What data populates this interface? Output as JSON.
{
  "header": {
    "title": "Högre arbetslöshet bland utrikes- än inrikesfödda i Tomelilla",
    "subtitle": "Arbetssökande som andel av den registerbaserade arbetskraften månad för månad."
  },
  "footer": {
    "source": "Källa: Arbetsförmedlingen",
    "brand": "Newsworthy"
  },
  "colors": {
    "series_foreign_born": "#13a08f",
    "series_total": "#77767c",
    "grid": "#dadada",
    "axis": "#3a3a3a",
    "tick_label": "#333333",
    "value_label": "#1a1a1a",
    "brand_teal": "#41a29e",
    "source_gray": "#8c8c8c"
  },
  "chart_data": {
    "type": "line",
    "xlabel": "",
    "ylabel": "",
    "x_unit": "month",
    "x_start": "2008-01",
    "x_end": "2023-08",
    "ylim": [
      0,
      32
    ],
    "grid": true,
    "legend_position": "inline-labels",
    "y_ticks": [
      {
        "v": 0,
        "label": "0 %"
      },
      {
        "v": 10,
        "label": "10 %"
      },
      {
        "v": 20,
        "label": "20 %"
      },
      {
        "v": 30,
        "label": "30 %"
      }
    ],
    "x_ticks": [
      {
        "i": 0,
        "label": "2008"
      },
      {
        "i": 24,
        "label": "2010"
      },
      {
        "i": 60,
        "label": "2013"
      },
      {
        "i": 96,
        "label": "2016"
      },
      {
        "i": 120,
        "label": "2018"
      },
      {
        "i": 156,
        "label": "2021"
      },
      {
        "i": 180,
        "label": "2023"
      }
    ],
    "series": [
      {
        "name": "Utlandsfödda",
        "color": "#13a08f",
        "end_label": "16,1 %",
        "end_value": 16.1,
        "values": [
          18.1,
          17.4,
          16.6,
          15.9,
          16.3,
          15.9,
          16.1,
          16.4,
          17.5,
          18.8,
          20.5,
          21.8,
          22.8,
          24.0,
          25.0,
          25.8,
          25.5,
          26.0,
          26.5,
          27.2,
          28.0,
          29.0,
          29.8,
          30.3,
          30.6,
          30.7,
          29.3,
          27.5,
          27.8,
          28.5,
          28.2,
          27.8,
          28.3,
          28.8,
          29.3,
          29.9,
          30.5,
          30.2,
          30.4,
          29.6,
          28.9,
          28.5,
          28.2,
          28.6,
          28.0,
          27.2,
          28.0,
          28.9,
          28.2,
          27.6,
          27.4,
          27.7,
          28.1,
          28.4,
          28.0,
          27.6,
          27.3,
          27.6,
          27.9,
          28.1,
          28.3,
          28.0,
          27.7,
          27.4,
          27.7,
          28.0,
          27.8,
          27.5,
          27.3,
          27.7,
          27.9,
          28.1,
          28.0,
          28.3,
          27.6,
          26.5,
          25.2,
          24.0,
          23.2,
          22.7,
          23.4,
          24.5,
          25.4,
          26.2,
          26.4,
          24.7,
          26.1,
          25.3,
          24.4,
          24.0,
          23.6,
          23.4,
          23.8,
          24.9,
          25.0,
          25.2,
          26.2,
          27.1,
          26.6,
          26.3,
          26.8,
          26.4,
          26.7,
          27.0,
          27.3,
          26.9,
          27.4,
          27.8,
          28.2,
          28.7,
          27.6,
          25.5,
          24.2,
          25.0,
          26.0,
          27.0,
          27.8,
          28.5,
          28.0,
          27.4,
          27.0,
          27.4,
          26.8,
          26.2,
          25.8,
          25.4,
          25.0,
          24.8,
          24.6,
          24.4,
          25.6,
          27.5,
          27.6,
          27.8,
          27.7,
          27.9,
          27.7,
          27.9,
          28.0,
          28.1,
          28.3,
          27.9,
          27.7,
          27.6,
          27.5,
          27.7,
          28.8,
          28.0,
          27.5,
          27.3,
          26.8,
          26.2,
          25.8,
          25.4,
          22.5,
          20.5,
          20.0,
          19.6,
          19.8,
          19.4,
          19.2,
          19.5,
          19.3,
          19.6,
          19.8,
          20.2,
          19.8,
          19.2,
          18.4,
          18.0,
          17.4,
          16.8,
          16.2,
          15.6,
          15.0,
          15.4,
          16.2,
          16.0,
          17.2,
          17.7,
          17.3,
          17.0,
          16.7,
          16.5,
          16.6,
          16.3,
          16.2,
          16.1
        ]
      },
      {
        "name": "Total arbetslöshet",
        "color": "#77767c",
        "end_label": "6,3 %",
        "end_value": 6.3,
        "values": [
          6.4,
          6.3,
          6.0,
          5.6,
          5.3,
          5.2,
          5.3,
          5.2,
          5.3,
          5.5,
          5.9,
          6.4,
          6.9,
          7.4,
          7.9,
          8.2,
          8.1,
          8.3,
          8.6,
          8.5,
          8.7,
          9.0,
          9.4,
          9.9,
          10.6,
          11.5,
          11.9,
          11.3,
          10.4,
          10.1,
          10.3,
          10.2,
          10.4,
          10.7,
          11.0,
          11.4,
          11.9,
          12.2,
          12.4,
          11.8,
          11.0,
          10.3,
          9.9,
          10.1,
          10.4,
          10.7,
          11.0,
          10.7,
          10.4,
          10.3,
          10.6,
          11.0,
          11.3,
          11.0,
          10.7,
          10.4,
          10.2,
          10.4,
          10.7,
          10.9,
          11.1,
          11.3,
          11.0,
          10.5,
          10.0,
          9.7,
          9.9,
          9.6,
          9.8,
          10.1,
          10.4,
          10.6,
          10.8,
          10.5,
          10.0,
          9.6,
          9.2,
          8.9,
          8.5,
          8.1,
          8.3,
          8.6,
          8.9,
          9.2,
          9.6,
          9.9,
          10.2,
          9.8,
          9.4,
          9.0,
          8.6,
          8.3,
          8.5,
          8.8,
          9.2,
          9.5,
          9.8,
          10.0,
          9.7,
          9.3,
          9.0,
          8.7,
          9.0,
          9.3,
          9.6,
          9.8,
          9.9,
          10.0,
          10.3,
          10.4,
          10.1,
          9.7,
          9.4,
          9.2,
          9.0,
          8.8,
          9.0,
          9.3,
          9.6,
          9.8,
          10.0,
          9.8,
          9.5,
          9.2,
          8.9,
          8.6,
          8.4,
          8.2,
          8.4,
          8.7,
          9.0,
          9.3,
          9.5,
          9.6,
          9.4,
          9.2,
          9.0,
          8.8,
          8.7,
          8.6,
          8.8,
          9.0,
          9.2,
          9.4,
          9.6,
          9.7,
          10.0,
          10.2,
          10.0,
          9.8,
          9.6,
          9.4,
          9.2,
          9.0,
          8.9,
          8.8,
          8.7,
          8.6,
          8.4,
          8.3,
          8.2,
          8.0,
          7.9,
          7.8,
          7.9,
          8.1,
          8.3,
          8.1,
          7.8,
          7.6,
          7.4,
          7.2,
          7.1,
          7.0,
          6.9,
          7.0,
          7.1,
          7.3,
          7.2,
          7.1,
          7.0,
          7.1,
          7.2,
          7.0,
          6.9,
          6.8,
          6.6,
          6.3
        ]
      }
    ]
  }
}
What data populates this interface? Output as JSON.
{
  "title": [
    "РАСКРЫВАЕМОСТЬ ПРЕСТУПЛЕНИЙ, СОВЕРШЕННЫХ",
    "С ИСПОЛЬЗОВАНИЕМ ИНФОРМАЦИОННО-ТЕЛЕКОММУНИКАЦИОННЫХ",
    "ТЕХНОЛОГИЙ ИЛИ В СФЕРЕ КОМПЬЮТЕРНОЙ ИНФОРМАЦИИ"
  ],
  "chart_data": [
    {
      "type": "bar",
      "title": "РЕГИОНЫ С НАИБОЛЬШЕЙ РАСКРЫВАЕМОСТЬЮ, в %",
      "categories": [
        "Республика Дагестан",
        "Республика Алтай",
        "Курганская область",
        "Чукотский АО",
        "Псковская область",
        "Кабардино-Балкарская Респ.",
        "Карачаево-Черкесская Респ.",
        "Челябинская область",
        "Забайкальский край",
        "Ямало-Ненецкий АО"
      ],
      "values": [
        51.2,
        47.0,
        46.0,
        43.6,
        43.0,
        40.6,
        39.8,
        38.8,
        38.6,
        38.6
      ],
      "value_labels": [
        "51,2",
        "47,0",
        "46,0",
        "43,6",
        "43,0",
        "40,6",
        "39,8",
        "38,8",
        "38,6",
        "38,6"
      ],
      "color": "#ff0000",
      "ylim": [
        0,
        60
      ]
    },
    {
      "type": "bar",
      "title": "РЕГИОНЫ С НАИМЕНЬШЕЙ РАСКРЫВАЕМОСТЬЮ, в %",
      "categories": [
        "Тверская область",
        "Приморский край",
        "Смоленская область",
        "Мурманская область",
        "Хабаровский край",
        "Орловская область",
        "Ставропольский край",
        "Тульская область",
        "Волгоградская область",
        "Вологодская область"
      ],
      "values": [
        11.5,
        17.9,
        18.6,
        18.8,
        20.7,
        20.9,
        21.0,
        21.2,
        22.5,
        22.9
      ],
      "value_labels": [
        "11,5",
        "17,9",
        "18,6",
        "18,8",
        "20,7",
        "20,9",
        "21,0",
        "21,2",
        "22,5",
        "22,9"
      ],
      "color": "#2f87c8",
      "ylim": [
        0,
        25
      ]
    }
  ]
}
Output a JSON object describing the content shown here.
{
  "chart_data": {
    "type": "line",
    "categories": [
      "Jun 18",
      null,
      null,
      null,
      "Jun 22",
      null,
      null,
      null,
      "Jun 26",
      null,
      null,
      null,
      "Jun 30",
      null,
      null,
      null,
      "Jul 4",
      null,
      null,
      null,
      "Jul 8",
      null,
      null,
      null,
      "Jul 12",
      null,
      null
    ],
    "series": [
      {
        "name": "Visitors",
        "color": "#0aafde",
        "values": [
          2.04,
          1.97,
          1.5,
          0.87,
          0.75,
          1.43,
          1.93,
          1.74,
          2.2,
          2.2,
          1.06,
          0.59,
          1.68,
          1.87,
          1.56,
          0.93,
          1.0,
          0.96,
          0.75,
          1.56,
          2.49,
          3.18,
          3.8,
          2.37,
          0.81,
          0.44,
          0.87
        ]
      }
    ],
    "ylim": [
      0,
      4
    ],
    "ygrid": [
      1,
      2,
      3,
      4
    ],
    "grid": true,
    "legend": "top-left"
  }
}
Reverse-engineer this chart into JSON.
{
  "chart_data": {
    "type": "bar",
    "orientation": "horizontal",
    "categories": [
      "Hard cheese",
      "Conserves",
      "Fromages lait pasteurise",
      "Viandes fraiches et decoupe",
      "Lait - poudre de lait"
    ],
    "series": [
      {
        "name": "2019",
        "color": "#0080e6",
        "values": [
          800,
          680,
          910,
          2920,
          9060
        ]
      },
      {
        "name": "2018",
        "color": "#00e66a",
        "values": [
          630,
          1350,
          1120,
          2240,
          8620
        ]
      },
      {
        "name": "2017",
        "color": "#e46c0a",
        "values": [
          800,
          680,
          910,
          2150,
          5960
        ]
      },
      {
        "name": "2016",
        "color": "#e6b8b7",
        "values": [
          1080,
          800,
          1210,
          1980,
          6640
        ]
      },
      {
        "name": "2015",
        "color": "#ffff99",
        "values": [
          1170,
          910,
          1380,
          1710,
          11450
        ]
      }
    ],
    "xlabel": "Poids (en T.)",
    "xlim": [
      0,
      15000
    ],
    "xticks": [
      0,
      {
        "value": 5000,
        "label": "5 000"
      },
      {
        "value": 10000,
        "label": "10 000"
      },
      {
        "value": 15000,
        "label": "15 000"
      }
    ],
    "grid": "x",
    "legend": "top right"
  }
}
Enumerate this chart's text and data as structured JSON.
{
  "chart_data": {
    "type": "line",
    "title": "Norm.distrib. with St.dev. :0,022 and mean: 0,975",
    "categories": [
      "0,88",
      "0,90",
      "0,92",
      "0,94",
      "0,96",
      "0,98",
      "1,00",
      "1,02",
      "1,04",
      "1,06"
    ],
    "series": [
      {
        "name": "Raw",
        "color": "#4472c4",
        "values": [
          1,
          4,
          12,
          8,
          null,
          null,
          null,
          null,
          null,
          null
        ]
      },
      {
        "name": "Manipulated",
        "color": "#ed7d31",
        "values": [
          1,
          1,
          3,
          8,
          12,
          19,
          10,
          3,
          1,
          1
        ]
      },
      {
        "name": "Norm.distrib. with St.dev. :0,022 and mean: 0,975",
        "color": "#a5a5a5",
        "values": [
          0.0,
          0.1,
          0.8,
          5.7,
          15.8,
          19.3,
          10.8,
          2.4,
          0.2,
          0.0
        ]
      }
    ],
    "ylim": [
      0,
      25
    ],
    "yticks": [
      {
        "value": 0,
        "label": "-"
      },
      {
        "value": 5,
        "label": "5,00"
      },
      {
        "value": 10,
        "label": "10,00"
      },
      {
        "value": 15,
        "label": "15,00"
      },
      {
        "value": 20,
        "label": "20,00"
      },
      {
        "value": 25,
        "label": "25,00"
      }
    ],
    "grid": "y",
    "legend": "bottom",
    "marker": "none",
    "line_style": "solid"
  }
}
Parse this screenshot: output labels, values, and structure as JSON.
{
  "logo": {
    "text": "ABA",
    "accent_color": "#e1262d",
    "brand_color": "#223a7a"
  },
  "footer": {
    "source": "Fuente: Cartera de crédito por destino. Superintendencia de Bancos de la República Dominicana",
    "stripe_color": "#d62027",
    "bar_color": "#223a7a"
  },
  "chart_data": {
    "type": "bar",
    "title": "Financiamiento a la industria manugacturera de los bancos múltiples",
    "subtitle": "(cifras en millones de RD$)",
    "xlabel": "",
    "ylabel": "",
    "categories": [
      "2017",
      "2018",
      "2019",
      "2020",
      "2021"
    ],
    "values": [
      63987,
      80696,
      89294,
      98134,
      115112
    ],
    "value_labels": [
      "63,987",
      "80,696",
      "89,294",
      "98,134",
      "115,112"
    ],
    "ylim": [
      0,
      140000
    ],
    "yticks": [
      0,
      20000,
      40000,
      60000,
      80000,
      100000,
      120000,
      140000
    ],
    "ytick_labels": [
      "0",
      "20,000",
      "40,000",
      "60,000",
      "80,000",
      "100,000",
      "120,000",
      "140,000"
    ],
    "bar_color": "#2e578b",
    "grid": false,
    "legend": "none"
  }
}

□ □ □

Exercise aim: From the data above, copy each line that holds "distrib".

The output:
    "title": "Norm.distrib. with St.dev. :0,022 and mean: 0,975",
        "name": "Norm.distrib. with St.dev. :0,022 and mean: 0,975",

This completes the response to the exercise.